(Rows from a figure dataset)
— Begin —

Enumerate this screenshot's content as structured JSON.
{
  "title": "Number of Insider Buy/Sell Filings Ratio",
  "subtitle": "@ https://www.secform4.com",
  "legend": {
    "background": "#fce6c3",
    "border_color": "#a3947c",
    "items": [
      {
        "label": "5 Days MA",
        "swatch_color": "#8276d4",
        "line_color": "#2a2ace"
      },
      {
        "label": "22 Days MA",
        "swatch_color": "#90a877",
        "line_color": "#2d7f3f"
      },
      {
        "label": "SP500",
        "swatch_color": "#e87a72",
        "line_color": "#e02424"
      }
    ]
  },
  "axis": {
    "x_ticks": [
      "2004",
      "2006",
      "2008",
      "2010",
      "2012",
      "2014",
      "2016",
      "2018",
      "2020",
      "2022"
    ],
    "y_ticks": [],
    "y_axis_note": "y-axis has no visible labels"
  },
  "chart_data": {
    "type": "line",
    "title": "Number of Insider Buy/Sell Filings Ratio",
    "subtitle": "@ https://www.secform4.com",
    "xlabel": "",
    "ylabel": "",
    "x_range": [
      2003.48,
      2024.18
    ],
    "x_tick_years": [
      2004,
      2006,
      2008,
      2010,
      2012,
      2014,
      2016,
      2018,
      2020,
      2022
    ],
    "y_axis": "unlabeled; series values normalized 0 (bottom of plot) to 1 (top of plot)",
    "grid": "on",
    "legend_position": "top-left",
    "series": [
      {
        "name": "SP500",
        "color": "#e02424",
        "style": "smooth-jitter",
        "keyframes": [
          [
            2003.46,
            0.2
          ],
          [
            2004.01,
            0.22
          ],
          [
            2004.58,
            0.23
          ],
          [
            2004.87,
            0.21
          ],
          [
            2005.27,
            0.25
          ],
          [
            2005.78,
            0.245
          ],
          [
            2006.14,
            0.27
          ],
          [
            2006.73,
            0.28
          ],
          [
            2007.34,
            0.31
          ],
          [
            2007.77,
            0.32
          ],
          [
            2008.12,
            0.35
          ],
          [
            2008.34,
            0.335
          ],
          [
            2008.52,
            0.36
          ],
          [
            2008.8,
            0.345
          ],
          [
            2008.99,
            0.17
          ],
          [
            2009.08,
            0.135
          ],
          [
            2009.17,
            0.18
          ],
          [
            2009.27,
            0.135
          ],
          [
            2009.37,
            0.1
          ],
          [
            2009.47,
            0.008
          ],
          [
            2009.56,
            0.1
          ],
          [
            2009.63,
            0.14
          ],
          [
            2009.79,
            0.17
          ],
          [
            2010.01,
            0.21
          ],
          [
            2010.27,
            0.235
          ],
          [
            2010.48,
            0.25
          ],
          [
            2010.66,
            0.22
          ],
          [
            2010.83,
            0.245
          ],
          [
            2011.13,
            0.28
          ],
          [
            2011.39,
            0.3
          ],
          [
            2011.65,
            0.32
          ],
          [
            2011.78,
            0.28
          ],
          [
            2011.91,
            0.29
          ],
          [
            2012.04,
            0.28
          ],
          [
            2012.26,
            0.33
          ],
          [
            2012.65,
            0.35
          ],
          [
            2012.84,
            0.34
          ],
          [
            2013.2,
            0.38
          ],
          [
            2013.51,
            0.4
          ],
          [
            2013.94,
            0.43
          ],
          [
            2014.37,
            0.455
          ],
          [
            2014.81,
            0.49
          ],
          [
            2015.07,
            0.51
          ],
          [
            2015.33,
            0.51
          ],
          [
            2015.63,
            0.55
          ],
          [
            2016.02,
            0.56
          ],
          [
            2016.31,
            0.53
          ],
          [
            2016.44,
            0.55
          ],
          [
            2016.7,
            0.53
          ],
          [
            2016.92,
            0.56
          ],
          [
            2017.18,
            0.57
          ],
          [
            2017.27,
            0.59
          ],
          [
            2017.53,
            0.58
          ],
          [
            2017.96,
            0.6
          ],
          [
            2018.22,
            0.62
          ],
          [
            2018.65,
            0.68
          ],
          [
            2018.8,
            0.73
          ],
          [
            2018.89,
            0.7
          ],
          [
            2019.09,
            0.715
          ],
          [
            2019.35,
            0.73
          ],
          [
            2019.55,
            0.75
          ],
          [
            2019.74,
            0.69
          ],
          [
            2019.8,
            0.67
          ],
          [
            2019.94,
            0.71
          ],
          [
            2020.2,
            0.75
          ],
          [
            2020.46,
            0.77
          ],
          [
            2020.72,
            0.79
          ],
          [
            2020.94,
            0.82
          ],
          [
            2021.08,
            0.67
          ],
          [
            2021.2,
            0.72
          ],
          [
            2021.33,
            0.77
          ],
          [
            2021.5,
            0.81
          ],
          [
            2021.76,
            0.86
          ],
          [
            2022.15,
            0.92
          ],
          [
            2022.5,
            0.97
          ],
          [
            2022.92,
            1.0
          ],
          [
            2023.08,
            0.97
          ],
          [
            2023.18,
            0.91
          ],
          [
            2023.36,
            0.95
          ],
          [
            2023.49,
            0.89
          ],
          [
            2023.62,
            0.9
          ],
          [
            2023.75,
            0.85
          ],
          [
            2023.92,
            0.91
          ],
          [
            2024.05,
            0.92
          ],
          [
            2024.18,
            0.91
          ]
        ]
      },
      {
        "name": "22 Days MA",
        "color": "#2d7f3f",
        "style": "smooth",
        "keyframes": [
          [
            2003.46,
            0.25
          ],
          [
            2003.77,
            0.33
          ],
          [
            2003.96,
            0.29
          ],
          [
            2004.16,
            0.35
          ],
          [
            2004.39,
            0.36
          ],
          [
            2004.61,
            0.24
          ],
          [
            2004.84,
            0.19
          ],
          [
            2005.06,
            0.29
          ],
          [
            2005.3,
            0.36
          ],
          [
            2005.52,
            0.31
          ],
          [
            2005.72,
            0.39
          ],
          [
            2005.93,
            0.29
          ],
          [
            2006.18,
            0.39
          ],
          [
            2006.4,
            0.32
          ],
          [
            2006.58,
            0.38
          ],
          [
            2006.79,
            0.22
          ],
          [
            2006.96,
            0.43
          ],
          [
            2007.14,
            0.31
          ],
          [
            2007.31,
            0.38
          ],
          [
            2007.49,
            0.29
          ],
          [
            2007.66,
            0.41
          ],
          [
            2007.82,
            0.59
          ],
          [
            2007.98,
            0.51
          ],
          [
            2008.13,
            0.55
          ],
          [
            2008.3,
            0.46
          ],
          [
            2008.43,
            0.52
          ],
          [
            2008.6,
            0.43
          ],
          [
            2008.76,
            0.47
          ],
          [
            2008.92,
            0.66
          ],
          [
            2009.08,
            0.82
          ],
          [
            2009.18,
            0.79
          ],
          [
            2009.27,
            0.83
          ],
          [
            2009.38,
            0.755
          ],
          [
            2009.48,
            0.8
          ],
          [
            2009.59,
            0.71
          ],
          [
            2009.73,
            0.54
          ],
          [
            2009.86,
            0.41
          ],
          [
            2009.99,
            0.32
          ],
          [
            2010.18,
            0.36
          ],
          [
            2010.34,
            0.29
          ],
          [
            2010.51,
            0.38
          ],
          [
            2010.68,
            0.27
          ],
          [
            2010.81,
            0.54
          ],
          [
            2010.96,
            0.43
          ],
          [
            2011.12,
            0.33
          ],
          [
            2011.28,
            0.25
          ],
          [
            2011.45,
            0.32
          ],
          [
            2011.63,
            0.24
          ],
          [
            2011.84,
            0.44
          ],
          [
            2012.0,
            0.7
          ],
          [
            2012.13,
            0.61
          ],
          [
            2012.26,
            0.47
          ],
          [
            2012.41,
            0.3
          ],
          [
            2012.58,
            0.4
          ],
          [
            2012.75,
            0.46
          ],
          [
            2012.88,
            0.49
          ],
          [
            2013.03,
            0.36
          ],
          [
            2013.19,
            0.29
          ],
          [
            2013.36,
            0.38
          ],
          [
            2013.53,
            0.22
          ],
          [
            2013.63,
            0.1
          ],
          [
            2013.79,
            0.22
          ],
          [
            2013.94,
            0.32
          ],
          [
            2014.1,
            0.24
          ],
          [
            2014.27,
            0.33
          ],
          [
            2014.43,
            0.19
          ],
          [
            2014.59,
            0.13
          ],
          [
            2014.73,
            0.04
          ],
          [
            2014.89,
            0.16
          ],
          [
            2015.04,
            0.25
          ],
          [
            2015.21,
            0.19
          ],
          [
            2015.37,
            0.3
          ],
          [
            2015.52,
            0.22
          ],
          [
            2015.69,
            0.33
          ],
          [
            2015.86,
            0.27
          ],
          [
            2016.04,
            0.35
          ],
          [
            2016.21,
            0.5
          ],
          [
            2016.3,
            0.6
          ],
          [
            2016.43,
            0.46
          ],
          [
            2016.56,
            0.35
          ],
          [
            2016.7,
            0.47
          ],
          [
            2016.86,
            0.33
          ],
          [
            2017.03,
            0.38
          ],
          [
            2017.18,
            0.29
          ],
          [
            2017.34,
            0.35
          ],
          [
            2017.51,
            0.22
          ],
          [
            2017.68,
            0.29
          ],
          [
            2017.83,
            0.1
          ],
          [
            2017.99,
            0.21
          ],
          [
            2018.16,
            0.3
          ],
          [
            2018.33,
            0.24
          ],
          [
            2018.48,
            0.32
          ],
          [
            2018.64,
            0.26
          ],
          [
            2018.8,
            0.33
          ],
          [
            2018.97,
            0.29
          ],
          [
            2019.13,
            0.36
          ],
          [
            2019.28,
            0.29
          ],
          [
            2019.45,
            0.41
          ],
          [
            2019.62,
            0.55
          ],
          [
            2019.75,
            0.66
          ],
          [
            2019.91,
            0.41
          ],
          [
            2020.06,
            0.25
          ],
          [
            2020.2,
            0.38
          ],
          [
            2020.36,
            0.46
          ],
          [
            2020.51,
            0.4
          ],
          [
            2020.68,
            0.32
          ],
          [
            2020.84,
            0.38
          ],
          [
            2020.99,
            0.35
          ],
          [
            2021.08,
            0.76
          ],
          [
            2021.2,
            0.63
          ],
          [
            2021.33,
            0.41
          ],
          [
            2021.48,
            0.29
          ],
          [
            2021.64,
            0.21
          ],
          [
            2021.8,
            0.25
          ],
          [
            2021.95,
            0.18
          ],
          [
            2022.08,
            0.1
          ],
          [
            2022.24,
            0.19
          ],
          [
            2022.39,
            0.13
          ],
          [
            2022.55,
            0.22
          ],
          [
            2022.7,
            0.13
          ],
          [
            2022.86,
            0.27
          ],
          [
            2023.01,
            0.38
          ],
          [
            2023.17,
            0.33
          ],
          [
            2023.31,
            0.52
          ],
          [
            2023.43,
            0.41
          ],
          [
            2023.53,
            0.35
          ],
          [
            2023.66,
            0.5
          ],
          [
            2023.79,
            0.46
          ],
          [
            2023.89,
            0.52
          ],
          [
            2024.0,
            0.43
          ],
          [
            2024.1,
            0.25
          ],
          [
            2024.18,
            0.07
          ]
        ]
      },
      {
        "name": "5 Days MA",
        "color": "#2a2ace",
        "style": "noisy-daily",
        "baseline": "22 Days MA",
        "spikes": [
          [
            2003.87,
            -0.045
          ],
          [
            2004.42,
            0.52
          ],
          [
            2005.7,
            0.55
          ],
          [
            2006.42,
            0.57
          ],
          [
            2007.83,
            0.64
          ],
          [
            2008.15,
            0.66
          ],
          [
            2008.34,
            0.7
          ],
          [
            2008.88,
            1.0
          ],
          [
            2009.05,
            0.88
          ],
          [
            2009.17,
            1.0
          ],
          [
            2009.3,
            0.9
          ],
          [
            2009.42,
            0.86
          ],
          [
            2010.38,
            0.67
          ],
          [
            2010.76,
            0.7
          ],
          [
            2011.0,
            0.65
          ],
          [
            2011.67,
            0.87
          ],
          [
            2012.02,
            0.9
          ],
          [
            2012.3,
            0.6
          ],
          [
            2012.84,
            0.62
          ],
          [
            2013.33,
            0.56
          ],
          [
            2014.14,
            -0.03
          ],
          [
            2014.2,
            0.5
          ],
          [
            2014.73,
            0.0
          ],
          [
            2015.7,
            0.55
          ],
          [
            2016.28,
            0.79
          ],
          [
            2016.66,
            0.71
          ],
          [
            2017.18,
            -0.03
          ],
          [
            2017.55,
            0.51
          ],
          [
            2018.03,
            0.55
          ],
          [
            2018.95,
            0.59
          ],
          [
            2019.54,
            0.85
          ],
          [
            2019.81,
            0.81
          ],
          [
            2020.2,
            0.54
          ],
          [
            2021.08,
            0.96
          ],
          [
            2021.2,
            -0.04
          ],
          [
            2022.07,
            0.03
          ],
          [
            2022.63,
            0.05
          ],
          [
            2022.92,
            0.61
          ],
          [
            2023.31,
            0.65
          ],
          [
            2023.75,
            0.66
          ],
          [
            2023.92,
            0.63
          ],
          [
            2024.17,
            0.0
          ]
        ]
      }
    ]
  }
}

— End —

Problem description » Filter the records above for "Ratio" and copy every matching line.

Exercise response »
  "title": "Number of Insider Buy/Sell Filings Ratio",
    "title": "Number of Insider Buy/Sell Filings Ratio",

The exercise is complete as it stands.